(Dataset excerpts)
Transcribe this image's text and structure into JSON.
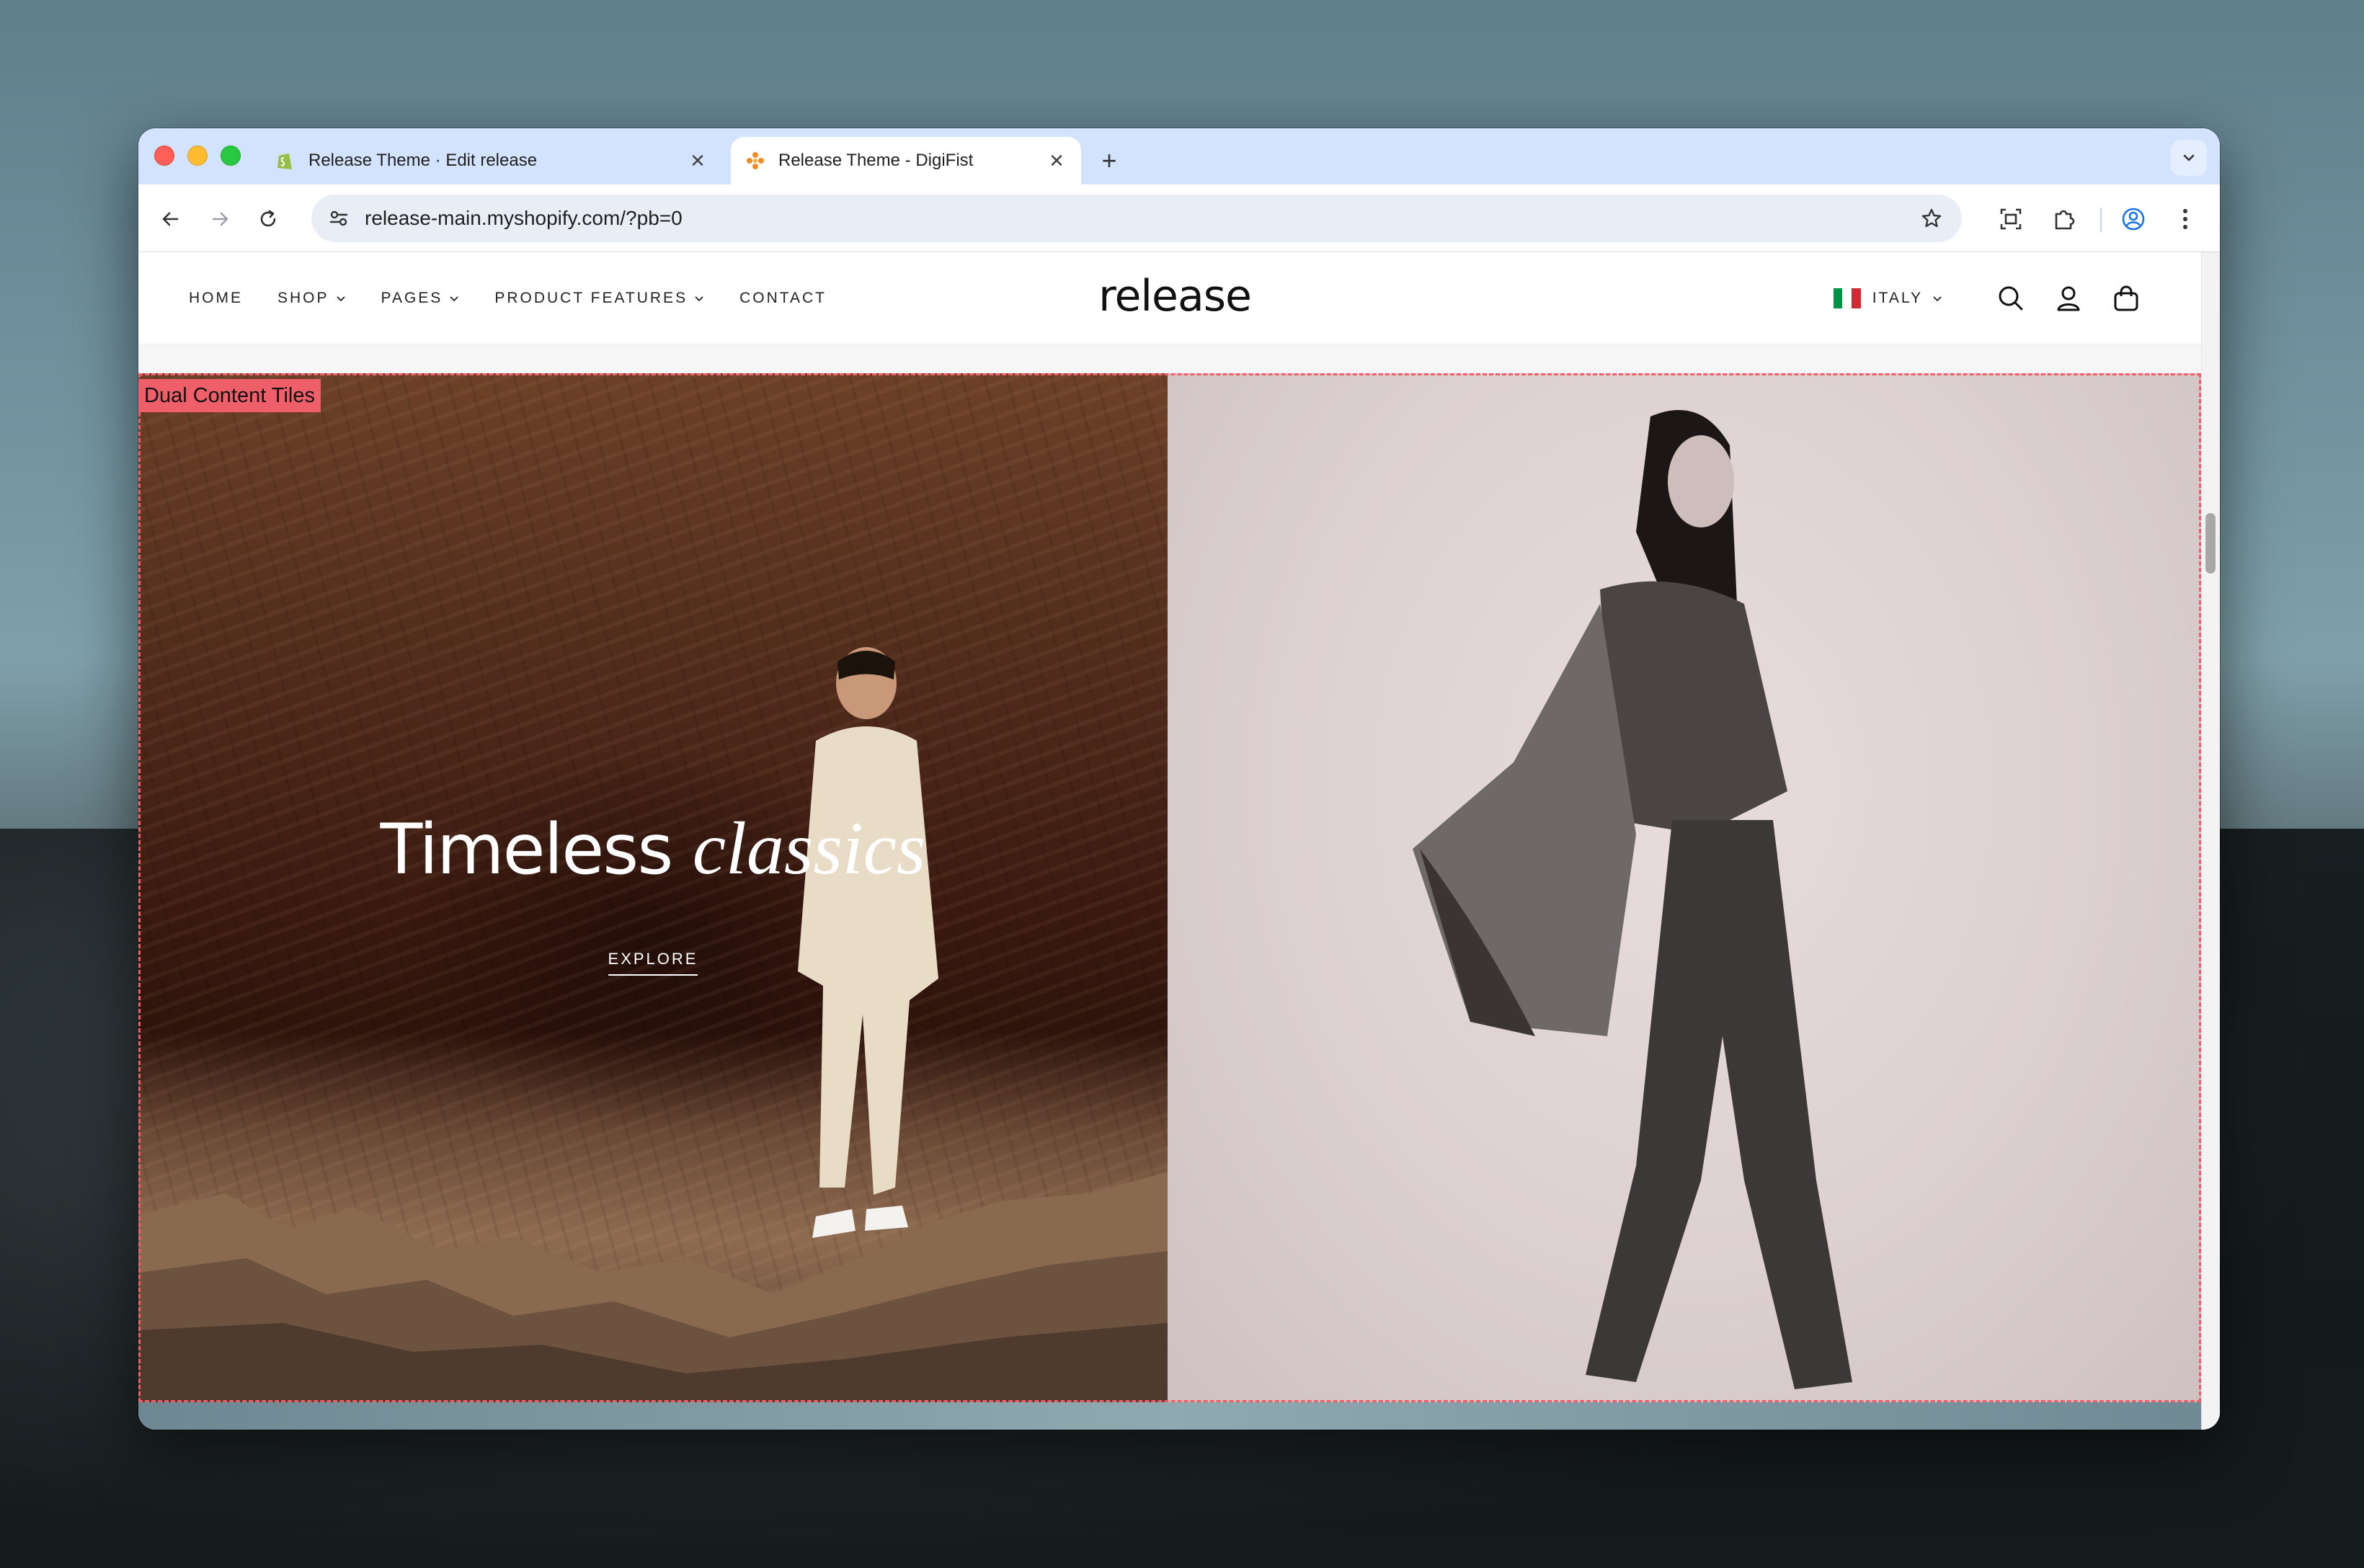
{
  "browser": {
    "tabs": [
      {
        "title": "Release Theme · Edit release",
        "favicon": "shopify-icon",
        "active": false
      },
      {
        "title": "Release Theme - DigiFist",
        "favicon": "digifist-icon",
        "active": true
      }
    ],
    "new_tab_label": "+",
    "close_glyph": "✕",
    "address_url": "release-main.myshopify.com/?pb=0",
    "icons": [
      "back-icon",
      "forward-icon",
      "reload-icon",
      "site-settings-icon",
      "star-icon",
      "screen-capture-icon",
      "extensions-icon",
      "profile-icon",
      "menu-icon",
      "tab-search-icon"
    ]
  },
  "site": {
    "logo": "release",
    "nav": [
      {
        "label": "HOME",
        "dropdown": false
      },
      {
        "label": "SHOP",
        "dropdown": true
      },
      {
        "label": "PAGES",
        "dropdown": true
      },
      {
        "label": "PRODUCT FEATURES",
        "dropdown": true
      },
      {
        "label": "CONTACT",
        "dropdown": false
      }
    ],
    "country": "ITALY",
    "flag_colors": [
      "#009246",
      "#ffffff",
      "#ce2b37"
    ],
    "header_icons": [
      "search-icon",
      "account-icon",
      "cart-icon"
    ]
  },
  "section": {
    "badge": "Dual  Content Tiles",
    "badge_color": "#ee5f69",
    "left_tile": {
      "headline_regular": "Timeless ",
      "headline_italic": "classics",
      "cta": "EXPLORE"
    }
  },
  "scroll_top_icon": "chevron-up-icon"
}
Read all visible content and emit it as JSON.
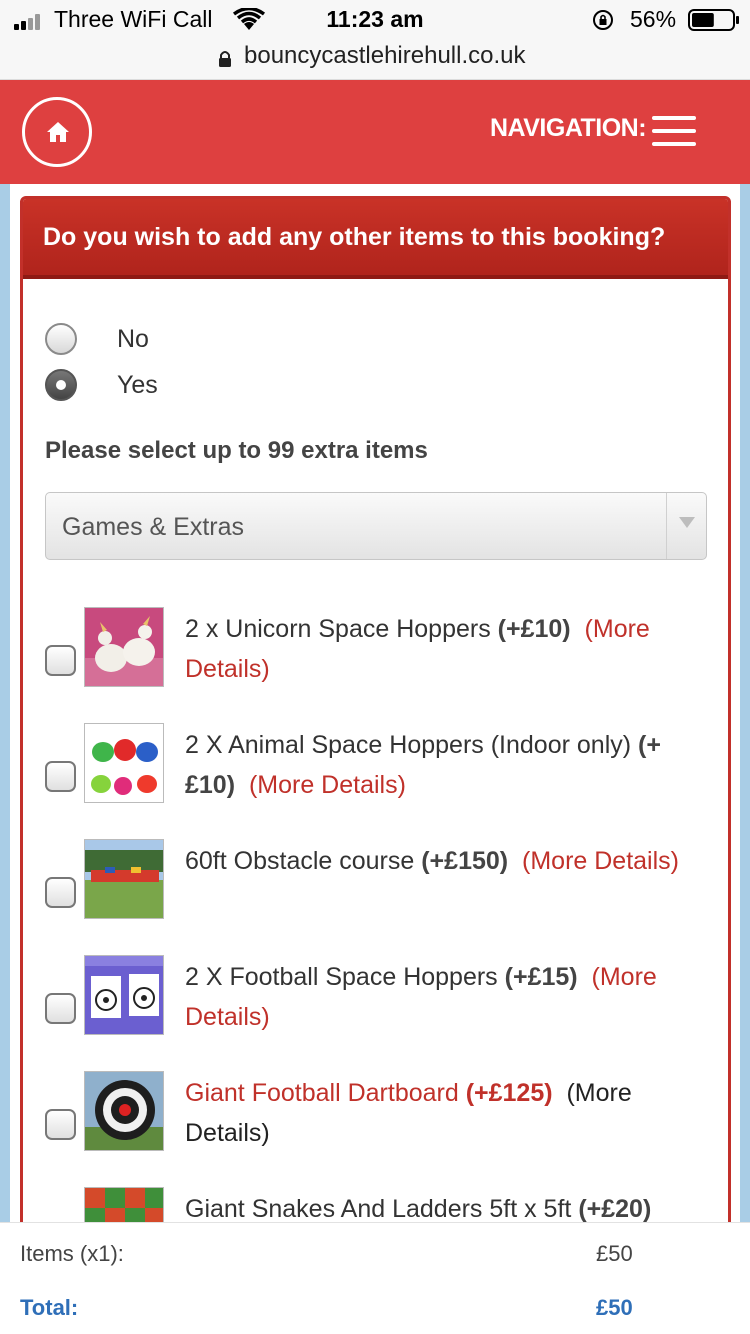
{
  "status_bar": {
    "carrier": "Three WiFi Call",
    "time": "11:23 am",
    "battery": "56%",
    "battery_level": 0.56,
    "icons": [
      "signal-icon",
      "wifi-icon",
      "orientation-lock-icon",
      "battery-icon"
    ]
  },
  "browser": {
    "url": "bouncycastlehirehull.co.uk"
  },
  "header": {
    "nav_label": "NAVIGATION:",
    "icons": [
      "home-icon",
      "hamburger-menu-icon"
    ],
    "color": "#de4040"
  },
  "panel": {
    "title": "Do you wish to add any other items to this booking?",
    "options": [
      {
        "label": "No",
        "selected": false
      },
      {
        "label": "Yes",
        "selected": true
      }
    ],
    "select_hint": "Please select up to 99 extra items",
    "category": "Games & Extras",
    "items": [
      {
        "name": "2 x Unicorn Space Hoppers",
        "price": "(+£10)",
        "more": "(More Details)",
        "checked": false,
        "highlighted": false
      },
      {
        "name": "2 X Animal Space Hoppers (Indoor only)",
        "price": "(+£10)",
        "more": "(More Details)",
        "checked": false,
        "highlighted": false
      },
      {
        "name": "60ft Obstacle course",
        "price": "(+£150)",
        "more": "(More Details)",
        "checked": false,
        "highlighted": false
      },
      {
        "name": "2 X Football Space Hoppers",
        "price": "(+£15)",
        "more": "(More Details)",
        "checked": false,
        "highlighted": false
      },
      {
        "name": "Giant Football Dartboard",
        "price": "(+£125)",
        "more": "(More Details)",
        "checked": false,
        "highlighted": true
      },
      {
        "name": "Giant Snakes And Ladders 5ft x 5ft",
        "price": "(+£20)",
        "more": "",
        "checked": false,
        "highlighted": false
      }
    ]
  },
  "summary": {
    "items_label": "Items (x1):",
    "items_value": "£50",
    "total_label": "Total:",
    "total_value": "£50"
  },
  "colors": {
    "brand_red": "#de4040",
    "panel_red": "#c2302a",
    "link_red": "#c0312a",
    "total_blue": "#2f6fb8",
    "stripe_blue": "#a9cde6"
  }
}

- The task: State how many lines of the records hold the string "title", and nothing else.

- Solved problem: 3